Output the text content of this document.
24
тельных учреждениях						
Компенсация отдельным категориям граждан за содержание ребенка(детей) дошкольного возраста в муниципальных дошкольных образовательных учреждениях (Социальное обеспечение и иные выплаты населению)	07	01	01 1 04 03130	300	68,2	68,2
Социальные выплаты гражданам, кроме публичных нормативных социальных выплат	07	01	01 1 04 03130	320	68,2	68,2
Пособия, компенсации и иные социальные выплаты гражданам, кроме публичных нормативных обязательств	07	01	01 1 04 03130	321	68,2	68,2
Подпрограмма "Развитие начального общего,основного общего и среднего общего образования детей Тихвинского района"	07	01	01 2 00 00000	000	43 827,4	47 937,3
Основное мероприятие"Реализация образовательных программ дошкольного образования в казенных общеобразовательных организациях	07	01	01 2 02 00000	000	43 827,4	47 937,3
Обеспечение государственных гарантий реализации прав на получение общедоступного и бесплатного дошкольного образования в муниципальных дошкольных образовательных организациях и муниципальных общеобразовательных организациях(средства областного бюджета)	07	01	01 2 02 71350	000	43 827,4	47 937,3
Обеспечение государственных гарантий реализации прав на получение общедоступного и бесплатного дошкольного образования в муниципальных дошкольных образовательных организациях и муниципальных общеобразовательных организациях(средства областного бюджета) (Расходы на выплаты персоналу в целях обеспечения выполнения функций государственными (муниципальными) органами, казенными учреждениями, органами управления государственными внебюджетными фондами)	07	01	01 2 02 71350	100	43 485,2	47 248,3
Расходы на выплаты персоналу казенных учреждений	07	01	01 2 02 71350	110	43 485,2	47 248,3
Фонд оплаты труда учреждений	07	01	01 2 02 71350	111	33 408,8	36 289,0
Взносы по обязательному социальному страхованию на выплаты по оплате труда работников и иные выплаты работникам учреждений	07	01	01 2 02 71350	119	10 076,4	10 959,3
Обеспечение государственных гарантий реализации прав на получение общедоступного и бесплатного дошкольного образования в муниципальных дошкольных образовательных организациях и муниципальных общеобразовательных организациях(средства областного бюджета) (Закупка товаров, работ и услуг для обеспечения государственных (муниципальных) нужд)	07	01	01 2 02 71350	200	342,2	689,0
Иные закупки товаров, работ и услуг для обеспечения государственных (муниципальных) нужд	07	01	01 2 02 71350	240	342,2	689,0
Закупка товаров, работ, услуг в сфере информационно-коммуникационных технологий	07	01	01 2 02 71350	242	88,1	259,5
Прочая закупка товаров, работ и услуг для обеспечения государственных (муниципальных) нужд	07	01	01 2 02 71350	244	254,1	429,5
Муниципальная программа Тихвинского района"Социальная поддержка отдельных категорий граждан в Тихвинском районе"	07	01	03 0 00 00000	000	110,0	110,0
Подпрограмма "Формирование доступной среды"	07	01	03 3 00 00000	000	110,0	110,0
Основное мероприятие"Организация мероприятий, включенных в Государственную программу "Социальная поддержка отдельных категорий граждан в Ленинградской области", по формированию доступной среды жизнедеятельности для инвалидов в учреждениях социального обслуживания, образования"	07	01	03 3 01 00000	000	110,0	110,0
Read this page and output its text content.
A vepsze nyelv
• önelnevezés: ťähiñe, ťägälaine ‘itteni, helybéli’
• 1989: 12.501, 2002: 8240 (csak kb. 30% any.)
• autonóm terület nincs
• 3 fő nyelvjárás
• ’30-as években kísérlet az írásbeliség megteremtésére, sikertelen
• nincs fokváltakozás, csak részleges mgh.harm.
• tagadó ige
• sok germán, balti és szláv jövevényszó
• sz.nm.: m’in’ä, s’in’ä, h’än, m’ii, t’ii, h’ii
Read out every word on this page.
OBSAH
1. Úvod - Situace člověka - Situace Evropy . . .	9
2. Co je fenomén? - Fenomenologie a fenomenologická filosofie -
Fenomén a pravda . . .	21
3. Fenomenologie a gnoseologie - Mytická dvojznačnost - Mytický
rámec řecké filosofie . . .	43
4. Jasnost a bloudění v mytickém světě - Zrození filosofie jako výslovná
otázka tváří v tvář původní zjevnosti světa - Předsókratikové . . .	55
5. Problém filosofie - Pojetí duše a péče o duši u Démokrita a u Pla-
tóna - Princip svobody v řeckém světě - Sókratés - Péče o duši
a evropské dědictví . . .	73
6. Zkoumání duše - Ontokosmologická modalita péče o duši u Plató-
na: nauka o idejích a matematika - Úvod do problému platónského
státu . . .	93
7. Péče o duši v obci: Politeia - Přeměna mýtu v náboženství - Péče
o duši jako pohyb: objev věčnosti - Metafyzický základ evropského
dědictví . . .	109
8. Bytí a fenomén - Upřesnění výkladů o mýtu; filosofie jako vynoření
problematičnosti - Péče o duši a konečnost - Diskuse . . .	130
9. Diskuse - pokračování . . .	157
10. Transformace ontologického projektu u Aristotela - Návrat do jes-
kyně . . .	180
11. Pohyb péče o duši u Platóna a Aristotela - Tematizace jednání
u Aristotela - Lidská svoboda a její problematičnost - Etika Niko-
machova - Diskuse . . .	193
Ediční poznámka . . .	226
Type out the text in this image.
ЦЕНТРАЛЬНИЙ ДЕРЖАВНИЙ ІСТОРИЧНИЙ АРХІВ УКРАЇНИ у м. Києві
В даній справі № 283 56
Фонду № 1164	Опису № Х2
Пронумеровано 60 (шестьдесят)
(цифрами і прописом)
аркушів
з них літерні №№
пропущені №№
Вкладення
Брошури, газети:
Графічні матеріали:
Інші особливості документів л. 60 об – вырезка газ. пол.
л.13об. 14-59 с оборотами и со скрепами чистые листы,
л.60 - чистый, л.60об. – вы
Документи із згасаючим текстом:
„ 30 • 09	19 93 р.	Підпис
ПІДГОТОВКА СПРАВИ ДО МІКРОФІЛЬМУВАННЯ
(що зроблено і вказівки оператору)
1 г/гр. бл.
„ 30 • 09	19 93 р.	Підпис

————————

- **What you are asked to do**
Take the entries and copy them out exactly.

- **Solution to this exercise**
Output the text content of this document.
24
тельных учреждениях						
Компенсация отдельным категориям граждан за содержание ребенка(детей) дошкольного возраста в муниципальных дошкольных образовательных учреждениях (Социальное обеспечение и иные выплаты населению)	07	01	01 1 04 03130	300	68,2	68,2
Социальные выплаты гражданам, кроме публичных нормативных социальных выплат	07	01	01 1 04 03130	320	68,2	68,2
Пособия, компенсации и иные социальные выплаты гражданам, кроме публичных нормативных обязательств	07	01	01 1 04 03130	321	68,2	68,2
Подпрограмма "Развитие начального общего,основного общего и среднего общего образования детей Тихвинского района"	07	01	01 2 00 00000	000	43 827,4	47 937,3
Основное мероприятие"Реализация образовательных программ дошкольного образования в казенных общеобразовательных организациях	07	01	01 2 02 00000	000	43 827,4	47 937,3
Обеспечение государственных гарантий реализации прав на получение общедоступного и бесплатного дошкольного образования в муниципальных дошкольных образовательных организациях и муниципальных общеобразовательных организациях(средства областного бюджета)	07	01	01 2 02 71350	000	43 827,4	47 937,3
Обеспечение государственных гарантий реализации прав на получение общедоступного и бесплатного дошкольного образования в муниципальных дошкольных образовательных организациях и муниципальных общеобразовательных организациях(средства областного бюджета) (Расходы на выплаты персоналу в целях обеспечения выполнения функций государственными (муниципальными) органами, казенными учреждениями, органами управления государственными внебюджетными фондами)	07	01	01 2 02 71350	100	43 485,2	47 248,3
Расходы на выплаты персоналу казенных учреждений	07	01	01 2 02 71350	110	43 485,2	47 248,3
Фонд оплаты труда учреждений	07	01	01 2 02 71350	111	33 408,8	36 289,0
Взносы по обязательному социальному страхованию на выплаты по оплате труда работников и иные выплаты работникам учреждений	07	01	01 2 02 71350	119	10 076,4	10 959,3
Обеспечение государственных гарантий реализации прав на получение общедоступного и бесплатного дошкольного образования в муниципальных дошкольных образовательных организациях и муниципальных общеобразовательных организациях(средства областного бюджета) (Закупка товаров, работ и услуг для обеспечения государственных (муниципальных) нужд)	07	01	01 2 02 71350	200	342,2	689,0
Иные закупки товаров, работ и услуг для обеспечения государственных (муниципальных) нужд	07	01	01 2 02 71350	240	342,2	689,0
Закупка товаров, работ, услуг в сфере информационно-коммуникационных технологий	07	01	01 2 02 71350	242	88,1	259,5
Прочая закупка товаров, работ и услуг для обеспечения государственных (муниципальных) нужд	07	01	01 2 02 71350	244	254,1	429,5
Муниципальная программа Тихвинского района"Социальная поддержка отдельных категорий граждан в Тихвинском районе"	07	01	03 0 00 00000	000	110,0	110,0
Подпрограмма "Формирование доступной среды"	07	01	03 3 00 00000	000	110,0	110,0
Основное мероприятие"Организация мероприятий, включенных в Государственную программу "Социальная поддержка отдельных категорий граждан в Ленинградской области", по формированию доступной среды жизнедеятельности для инвалидов в учреждениях социального обслуживания, образования"	07	01	03 3 01 00000	000	110,0	110,0
Read this page and output its text content.
A vepsze nyelv
• önelnevezés: ťähiñe, ťägälaine ‘itteni, helybéli’
• 1989: 12.501, 2002: 8240 (csak kb. 30% any.)
• autonóm terület nincs
• 3 fő nyelvjárás
• ’30-as években kísérlet az írásbeliség megteremtésére, sikertelen
• nincs fokváltakozás, csak részleges mgh.harm.
• tagadó ige
• sok germán, balti és szláv jövevényszó
• sz.nm.: m’in’ä, s’in’ä, h’än, m’ii, t’ii, h’ii
Read out every word on this page.
OBSAH
1. Úvod - Situace člověka - Situace Evropy . . .	9
2. Co je fenomén? - Fenomenologie a fenomenologická filosofie -
Fenomén a pravda . . .	21
3. Fenomenologie a gnoseologie - Mytická dvojznačnost - Mytický
rámec řecké filosofie . . .	43
4. Jasnost a bloudění v mytickém světě - Zrození filosofie jako výslovná
otázka tváří v tvář původní zjevnosti světa - Předsókratikové . . .	55
5. Problém filosofie - Pojetí duše a péče o duši u Démokrita a u Pla-
tóna - Princip svobody v řeckém světě - Sókratés - Péče o duši
a evropské dědictví . . .	73
6. Zkoumání duše - Ontokosmologická modalita péče o duši u Plató-
na: nauka o idejích a matematika - Úvod do problému platónského
státu . . .	93
7. Péče o duši v obci: Politeia - Přeměna mýtu v náboženství - Péče
o duši jako pohyb: objev věčnosti - Metafyzický základ evropského
dědictví . . .	109
8. Bytí a fenomén - Upřesnění výkladů o mýtu; filosofie jako vynoření
problematičnosti - Péče o duši a konečnost - Diskuse . . .	130
9. Diskuse - pokračování . . .	157
10. Transformace ontologického projektu u Aristotela - Návrat do jes-
kyně . . .	180
11. Pohyb péče o duši u Platóna a Aristotela - Tematizace jednání
u Aristotela - Lidská svoboda a její problematičnost - Etika Niko-
machova - Diskuse . . .	193
Ediční poznámka . . .	226
Type out the text in this image.
ЦЕНТРАЛЬНИЙ ДЕРЖАВНИЙ ІСТОРИЧНИЙ АРХІВ УКРАЇНИ у м. Києві
В даній справі № 283 56
Фонду № 1164	Опису № Х2
Пронумеровано 60 (шестьдесят)
(цифрами і прописом)
аркушів
з них літерні №№
пропущені №№
Вкладення
Брошури, газети:
Графічні матеріали:
Інші особливості документів л. 60 об – вырезка газ. пол.
л.13об. 14-59 с оборотами и со скрепами чистые листы,
л.60 - чистый, л.60об. – вы
Документи із згасаючим текстом:
„ 30 • 09	19 93 р.	Підпис
ПІДГОТОВКА СПРАВИ ДО МІКРОФІЛЬМУВАННЯ
(що зроблено і вказівки оператору)
1 г/гр. бл.
„ 30 • 09	19 93 р.	Підпис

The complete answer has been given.